● **GIVEN INFORMATION**

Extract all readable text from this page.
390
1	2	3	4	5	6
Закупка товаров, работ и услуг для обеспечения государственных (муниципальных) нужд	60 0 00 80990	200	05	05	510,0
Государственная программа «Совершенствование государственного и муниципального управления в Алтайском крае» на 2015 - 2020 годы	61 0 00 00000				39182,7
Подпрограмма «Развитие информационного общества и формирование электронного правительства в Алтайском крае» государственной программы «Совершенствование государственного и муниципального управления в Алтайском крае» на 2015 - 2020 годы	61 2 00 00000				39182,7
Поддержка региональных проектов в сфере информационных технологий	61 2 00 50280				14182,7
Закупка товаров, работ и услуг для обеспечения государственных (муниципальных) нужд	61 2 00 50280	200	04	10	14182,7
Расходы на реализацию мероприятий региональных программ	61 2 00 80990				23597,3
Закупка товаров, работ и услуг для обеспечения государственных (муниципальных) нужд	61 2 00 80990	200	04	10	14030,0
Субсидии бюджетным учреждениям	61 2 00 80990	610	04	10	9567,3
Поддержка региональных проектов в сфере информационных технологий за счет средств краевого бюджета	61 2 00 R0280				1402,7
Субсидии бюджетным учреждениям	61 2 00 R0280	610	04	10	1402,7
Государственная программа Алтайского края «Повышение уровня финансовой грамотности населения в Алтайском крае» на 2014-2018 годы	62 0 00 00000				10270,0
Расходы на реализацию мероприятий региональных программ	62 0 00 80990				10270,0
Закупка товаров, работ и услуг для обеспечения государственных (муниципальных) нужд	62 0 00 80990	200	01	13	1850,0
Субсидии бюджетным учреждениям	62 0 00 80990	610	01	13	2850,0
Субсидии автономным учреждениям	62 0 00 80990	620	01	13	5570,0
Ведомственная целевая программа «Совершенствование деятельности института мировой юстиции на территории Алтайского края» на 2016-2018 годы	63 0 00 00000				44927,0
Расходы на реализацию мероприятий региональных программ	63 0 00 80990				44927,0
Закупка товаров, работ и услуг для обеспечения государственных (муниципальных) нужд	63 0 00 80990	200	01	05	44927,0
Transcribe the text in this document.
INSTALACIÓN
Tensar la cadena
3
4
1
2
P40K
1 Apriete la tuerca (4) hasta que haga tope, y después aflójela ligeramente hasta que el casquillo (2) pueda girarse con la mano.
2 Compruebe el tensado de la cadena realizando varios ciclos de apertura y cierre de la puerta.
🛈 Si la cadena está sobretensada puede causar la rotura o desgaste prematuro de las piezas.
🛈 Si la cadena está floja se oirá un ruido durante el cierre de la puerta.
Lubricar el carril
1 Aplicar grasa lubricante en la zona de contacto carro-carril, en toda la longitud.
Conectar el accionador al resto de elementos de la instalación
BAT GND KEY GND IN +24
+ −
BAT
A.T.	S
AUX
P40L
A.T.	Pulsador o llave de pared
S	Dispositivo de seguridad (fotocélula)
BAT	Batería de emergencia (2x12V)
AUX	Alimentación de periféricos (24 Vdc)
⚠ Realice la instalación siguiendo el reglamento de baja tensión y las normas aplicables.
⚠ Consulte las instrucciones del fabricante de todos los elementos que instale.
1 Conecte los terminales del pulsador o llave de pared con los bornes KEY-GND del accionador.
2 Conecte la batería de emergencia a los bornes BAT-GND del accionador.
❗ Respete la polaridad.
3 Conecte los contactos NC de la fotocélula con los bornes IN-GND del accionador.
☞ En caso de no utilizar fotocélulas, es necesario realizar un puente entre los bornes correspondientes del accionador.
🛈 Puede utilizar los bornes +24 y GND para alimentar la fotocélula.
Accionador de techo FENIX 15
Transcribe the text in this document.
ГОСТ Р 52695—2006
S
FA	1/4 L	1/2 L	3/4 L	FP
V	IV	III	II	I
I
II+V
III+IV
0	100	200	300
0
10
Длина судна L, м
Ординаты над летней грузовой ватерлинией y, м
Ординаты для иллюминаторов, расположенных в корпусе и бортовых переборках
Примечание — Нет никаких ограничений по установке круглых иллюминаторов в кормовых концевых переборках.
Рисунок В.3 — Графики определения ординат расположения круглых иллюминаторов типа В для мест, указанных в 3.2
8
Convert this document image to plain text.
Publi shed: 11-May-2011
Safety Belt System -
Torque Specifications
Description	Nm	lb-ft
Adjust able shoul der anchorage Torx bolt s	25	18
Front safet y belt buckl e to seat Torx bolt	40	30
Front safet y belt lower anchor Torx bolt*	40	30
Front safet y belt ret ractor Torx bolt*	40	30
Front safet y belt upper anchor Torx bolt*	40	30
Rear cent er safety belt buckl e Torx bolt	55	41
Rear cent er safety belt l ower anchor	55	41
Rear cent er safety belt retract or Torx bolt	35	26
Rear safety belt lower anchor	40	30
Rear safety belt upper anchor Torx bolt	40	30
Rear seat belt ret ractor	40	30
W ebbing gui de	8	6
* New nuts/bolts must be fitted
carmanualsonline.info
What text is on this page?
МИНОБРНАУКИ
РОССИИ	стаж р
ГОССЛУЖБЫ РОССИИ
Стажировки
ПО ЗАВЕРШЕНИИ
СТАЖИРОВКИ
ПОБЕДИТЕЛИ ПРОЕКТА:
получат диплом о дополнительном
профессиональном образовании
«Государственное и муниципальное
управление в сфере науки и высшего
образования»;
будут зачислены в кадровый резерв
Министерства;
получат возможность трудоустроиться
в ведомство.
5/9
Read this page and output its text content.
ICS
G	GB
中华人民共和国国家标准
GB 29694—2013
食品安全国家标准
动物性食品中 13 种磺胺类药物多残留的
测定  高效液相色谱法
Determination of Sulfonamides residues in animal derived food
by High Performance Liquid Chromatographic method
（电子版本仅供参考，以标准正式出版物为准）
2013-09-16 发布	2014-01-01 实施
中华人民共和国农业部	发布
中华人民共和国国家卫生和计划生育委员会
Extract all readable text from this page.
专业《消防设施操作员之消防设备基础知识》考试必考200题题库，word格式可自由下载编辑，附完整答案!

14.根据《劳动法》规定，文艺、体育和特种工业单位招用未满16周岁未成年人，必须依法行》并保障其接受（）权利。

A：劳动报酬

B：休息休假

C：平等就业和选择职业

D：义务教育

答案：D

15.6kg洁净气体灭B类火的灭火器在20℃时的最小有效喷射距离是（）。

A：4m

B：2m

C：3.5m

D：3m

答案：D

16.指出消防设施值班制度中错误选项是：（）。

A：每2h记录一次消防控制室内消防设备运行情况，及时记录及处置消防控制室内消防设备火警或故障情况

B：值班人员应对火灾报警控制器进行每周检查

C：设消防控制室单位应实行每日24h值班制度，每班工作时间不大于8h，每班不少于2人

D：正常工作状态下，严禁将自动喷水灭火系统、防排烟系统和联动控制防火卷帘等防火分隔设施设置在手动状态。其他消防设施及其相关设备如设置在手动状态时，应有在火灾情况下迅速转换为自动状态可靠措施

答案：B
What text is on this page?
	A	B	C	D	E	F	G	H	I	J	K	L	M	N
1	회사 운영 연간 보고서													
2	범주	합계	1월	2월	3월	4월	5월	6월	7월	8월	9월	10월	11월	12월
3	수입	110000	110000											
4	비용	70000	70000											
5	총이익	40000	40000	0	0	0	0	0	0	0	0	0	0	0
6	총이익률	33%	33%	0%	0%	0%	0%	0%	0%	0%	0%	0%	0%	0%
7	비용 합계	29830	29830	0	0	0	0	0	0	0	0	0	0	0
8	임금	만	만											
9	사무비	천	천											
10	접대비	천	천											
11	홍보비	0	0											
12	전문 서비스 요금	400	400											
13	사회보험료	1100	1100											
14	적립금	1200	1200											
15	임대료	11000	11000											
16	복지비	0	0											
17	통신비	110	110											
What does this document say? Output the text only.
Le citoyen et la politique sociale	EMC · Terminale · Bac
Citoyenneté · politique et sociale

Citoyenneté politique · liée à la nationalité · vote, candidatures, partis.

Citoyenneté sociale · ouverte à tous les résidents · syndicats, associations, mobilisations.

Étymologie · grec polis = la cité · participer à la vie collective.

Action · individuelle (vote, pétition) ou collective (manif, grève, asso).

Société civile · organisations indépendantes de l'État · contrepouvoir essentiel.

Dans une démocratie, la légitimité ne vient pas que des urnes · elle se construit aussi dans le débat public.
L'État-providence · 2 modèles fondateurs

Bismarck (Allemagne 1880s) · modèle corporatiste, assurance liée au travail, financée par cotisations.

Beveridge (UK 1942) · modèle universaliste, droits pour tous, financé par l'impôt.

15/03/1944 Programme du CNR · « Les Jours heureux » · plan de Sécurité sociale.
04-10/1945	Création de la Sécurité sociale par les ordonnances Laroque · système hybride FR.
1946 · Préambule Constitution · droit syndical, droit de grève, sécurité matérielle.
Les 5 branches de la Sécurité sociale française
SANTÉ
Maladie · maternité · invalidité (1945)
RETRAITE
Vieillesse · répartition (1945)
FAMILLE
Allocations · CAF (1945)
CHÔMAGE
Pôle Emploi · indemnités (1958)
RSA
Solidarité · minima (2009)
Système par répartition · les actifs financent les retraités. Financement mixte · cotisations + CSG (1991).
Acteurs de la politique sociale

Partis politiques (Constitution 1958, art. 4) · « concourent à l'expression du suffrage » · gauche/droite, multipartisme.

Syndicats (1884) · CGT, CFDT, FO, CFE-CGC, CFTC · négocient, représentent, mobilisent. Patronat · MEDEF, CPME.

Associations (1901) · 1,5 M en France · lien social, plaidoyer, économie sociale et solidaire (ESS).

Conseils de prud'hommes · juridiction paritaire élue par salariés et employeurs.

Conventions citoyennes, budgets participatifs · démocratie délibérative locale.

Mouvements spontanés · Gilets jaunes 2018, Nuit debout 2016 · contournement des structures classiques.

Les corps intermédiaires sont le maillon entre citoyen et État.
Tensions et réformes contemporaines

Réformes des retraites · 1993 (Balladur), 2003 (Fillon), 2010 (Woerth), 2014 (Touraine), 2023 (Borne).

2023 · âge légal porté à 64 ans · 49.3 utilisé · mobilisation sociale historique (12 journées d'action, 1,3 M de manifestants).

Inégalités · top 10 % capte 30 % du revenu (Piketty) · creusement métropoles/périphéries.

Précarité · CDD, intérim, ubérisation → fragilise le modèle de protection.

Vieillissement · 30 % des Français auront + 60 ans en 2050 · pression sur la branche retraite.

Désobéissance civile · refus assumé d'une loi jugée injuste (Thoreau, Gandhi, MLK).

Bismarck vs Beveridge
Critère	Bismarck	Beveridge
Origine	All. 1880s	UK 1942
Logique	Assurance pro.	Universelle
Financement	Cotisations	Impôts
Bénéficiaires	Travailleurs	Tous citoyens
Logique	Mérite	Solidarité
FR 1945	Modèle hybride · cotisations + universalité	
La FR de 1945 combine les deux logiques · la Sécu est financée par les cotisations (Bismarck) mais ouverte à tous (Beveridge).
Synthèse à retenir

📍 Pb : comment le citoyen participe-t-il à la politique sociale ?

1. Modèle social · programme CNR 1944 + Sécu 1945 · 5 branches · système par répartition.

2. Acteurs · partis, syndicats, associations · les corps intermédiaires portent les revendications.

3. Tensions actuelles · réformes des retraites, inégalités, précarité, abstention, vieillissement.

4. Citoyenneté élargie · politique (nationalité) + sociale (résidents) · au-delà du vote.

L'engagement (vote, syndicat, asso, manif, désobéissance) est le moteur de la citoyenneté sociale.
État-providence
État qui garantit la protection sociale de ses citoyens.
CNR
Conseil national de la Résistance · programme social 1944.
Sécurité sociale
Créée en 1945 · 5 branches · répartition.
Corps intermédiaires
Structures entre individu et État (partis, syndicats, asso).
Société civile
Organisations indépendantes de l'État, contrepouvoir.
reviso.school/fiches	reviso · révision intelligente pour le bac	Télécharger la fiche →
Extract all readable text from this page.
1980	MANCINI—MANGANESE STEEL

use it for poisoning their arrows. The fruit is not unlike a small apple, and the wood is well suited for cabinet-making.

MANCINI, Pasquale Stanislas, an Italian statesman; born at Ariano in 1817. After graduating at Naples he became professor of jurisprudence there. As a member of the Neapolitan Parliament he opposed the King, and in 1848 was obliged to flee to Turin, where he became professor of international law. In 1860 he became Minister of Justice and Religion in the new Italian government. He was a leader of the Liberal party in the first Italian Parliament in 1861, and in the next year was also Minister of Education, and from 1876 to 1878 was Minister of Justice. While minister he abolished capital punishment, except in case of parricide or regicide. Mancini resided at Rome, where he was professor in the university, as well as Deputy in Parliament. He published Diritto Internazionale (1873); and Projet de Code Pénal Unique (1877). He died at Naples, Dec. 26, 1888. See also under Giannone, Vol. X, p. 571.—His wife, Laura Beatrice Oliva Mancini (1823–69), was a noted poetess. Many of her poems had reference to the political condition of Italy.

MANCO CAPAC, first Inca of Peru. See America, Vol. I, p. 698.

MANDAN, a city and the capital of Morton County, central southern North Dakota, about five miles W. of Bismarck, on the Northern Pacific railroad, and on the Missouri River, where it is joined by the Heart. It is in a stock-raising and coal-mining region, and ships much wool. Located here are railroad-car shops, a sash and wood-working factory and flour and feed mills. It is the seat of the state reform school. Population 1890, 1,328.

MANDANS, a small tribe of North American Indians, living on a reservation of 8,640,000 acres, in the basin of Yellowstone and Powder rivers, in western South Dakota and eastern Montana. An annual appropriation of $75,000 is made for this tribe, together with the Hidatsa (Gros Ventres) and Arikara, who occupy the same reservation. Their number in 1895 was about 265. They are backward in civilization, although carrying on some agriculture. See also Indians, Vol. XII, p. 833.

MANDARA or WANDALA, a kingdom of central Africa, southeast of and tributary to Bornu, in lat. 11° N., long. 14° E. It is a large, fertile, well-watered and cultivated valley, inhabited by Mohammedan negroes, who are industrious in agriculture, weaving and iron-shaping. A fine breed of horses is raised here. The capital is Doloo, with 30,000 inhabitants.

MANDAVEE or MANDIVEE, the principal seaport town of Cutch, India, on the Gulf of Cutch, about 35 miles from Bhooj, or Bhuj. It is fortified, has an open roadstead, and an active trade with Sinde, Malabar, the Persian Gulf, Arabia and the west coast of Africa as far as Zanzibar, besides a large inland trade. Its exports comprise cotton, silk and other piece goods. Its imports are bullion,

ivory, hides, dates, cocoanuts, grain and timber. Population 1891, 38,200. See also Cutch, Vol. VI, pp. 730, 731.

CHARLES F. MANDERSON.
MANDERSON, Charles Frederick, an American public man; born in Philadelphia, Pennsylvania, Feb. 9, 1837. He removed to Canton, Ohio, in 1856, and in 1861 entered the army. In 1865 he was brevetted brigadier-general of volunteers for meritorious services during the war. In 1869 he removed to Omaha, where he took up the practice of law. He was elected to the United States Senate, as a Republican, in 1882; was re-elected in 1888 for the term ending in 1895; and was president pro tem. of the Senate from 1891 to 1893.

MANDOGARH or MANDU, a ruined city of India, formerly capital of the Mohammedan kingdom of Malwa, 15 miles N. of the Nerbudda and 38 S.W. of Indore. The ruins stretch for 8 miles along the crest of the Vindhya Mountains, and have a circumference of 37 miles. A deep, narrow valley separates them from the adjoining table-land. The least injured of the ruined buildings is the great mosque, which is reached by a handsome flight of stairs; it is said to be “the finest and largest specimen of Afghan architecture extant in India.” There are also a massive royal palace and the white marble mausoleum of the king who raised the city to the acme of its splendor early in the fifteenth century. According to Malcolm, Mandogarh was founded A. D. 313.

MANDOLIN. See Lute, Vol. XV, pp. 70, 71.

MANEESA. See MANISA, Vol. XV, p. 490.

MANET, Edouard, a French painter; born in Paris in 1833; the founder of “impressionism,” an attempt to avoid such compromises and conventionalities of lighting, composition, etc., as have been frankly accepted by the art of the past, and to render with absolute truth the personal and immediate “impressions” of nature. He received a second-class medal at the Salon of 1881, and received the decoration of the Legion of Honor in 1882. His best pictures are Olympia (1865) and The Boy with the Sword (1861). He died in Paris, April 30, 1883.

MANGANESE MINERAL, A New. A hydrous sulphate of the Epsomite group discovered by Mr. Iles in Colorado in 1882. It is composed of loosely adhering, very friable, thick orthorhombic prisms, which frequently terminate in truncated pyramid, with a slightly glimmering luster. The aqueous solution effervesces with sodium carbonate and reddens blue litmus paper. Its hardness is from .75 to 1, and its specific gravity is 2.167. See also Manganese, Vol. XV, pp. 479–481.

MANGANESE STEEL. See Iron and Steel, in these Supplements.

● **TASK DETAILS**
Determine how many lines of the data contain "hybride" and give nothing but that number.

● **CORRECT RESPONSE**
2